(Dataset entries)
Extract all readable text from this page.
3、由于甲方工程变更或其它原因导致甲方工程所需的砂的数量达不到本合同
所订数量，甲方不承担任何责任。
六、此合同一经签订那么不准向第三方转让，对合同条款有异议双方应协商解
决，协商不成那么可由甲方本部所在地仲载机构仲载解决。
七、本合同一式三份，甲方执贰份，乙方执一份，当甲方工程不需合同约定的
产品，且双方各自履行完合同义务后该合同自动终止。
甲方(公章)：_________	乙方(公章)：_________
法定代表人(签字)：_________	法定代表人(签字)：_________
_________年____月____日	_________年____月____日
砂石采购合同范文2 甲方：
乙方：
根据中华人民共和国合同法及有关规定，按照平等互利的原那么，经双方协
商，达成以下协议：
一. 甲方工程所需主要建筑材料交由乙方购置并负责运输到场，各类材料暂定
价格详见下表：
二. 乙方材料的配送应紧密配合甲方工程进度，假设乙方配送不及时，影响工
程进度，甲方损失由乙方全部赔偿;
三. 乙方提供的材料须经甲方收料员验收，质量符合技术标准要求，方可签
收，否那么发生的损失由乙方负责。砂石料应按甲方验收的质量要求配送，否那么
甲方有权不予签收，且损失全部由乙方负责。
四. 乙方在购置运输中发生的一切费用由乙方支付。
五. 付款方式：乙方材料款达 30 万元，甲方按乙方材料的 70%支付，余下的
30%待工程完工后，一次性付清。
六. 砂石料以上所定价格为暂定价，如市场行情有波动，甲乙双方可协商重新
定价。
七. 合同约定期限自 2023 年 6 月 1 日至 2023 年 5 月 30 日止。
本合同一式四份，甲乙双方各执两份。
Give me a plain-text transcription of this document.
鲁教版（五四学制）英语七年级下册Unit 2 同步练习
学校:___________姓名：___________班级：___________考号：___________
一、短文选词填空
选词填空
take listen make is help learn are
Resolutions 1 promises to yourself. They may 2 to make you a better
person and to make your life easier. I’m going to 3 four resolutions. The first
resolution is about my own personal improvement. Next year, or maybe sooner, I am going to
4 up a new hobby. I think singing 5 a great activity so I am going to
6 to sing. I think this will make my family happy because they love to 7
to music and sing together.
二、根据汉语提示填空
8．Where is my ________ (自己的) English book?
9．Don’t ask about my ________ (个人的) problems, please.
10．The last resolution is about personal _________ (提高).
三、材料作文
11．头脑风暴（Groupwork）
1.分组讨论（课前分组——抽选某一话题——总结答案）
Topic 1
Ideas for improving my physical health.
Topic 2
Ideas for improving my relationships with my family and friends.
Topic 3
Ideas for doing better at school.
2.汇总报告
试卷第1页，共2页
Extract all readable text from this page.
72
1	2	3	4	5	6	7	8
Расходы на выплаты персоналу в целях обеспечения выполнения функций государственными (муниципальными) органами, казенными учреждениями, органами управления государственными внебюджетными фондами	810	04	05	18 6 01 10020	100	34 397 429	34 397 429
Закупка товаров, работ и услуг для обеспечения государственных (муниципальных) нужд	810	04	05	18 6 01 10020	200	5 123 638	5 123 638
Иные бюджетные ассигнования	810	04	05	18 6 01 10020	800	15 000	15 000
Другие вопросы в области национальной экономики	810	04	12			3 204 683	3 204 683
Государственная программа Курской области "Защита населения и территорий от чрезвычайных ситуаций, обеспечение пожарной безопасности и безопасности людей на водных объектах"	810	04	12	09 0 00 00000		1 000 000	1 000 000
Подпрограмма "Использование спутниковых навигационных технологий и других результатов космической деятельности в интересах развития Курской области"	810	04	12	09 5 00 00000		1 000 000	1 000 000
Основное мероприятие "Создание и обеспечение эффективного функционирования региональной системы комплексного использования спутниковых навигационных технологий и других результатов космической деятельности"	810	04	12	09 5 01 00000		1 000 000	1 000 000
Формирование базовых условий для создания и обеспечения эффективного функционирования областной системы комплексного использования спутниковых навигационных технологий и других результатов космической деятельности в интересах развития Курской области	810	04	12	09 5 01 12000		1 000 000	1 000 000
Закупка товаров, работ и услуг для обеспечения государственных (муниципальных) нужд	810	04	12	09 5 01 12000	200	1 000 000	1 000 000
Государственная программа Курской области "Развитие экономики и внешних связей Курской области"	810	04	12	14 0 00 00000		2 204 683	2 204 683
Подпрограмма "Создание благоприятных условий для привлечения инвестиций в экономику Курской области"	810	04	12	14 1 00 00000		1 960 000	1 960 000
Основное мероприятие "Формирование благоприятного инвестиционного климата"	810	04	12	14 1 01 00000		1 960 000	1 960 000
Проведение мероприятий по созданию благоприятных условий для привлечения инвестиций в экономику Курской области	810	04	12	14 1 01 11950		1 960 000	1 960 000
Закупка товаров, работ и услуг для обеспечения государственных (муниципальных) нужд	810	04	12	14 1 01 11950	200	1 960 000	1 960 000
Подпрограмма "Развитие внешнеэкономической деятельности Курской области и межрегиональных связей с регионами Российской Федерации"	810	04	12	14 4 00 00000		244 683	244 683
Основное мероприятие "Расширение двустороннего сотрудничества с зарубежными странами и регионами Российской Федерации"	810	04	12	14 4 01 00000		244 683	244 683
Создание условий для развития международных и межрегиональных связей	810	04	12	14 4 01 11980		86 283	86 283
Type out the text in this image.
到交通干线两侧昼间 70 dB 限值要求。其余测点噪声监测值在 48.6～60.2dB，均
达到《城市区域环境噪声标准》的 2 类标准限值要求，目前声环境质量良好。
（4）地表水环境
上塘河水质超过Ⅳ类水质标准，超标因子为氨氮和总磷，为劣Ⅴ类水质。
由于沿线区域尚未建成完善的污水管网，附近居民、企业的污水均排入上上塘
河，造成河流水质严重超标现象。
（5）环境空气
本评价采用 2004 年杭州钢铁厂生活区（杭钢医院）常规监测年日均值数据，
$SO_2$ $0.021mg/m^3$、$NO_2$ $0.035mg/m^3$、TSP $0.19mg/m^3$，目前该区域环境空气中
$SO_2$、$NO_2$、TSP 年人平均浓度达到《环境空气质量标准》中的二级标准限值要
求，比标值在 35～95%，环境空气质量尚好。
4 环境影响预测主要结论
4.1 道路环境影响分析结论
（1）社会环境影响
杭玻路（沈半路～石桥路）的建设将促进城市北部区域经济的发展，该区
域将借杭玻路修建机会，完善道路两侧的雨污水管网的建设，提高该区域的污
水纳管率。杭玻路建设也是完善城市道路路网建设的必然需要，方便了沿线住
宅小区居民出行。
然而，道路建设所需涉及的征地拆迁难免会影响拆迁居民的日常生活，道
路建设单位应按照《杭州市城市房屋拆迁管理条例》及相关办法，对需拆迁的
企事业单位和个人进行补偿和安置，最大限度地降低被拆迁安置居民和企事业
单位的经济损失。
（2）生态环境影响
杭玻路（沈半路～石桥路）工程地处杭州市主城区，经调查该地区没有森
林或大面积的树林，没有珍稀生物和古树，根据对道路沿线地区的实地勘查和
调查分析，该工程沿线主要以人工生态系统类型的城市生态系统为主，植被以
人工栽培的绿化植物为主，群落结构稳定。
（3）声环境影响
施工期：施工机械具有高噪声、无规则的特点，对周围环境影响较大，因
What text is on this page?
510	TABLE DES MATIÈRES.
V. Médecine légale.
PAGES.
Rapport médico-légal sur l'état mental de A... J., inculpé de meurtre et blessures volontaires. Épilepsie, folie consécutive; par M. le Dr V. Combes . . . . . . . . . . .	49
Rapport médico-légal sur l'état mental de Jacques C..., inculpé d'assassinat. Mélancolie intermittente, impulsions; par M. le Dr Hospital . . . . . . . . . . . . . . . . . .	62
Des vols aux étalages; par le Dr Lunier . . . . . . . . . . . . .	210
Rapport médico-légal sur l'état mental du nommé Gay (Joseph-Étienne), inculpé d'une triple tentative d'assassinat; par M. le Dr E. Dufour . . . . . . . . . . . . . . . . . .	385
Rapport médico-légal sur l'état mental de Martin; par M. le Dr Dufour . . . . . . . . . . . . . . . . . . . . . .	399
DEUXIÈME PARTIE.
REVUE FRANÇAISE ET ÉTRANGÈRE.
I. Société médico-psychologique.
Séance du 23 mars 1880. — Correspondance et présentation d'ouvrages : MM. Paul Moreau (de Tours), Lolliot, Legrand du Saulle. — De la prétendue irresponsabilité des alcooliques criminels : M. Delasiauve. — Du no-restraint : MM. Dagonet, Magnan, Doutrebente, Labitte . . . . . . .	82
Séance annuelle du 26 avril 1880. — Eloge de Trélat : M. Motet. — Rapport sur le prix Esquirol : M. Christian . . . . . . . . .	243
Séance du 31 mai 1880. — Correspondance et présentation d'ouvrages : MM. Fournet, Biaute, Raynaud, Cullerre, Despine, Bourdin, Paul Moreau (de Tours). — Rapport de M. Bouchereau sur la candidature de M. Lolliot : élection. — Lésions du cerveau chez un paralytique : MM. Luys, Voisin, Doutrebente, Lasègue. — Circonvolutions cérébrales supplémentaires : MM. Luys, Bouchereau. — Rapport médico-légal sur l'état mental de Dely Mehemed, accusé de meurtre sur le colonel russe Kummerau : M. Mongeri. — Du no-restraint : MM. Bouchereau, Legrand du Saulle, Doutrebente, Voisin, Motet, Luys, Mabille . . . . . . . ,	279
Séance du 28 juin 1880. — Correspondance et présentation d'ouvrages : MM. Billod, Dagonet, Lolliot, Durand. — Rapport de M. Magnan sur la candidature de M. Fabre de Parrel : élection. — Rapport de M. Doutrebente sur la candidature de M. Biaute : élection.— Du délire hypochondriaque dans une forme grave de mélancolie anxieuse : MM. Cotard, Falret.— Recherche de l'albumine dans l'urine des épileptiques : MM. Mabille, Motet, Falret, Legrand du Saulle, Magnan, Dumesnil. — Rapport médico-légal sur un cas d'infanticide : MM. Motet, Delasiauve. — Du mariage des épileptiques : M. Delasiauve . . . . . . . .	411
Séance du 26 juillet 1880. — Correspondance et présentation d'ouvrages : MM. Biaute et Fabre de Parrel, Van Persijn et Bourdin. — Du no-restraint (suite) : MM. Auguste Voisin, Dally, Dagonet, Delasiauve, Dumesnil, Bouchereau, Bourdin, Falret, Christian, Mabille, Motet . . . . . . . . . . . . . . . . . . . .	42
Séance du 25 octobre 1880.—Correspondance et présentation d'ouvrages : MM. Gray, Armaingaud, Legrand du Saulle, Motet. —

- [Directive] Find how many of the lines above have the word "функционирования" in them. State only that number.

- [Written solution] 2